:: Available records ::

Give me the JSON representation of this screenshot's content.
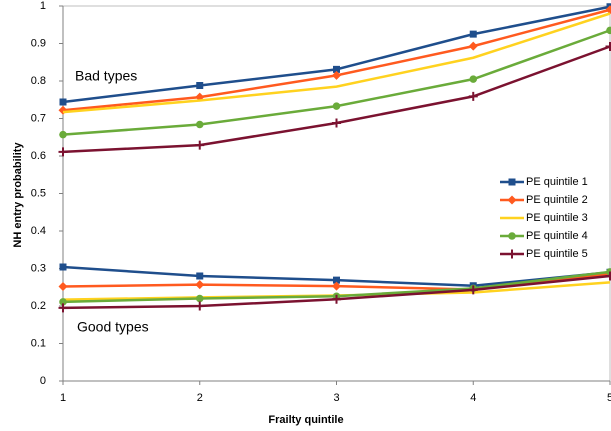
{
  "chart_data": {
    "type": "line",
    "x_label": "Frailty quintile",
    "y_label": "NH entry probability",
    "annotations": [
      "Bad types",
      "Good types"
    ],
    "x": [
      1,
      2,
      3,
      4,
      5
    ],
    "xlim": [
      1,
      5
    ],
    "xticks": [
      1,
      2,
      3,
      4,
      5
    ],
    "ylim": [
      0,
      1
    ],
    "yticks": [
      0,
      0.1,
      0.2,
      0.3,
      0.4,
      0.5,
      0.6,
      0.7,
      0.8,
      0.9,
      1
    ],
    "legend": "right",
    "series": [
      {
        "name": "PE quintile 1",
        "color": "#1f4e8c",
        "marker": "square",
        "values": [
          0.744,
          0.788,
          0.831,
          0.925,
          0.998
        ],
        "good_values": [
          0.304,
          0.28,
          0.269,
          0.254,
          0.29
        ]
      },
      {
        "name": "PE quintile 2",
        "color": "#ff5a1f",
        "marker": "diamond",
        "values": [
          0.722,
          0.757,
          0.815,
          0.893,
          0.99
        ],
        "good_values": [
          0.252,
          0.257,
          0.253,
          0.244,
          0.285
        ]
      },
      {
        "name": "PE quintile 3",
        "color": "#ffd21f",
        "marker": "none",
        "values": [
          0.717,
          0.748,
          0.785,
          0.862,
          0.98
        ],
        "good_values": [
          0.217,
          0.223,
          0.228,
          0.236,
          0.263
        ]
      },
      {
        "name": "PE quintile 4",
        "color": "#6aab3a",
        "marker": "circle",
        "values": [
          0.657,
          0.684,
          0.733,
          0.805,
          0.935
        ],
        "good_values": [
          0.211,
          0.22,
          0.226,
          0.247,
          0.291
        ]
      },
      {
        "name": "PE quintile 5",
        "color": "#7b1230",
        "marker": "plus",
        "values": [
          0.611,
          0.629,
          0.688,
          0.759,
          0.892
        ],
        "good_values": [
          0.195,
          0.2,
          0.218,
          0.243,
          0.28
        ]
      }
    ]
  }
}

:::

Your instructions:
In the listing above, how many lines include the word "marker"? Answer with the number and nothing more.

Exercise solution:
5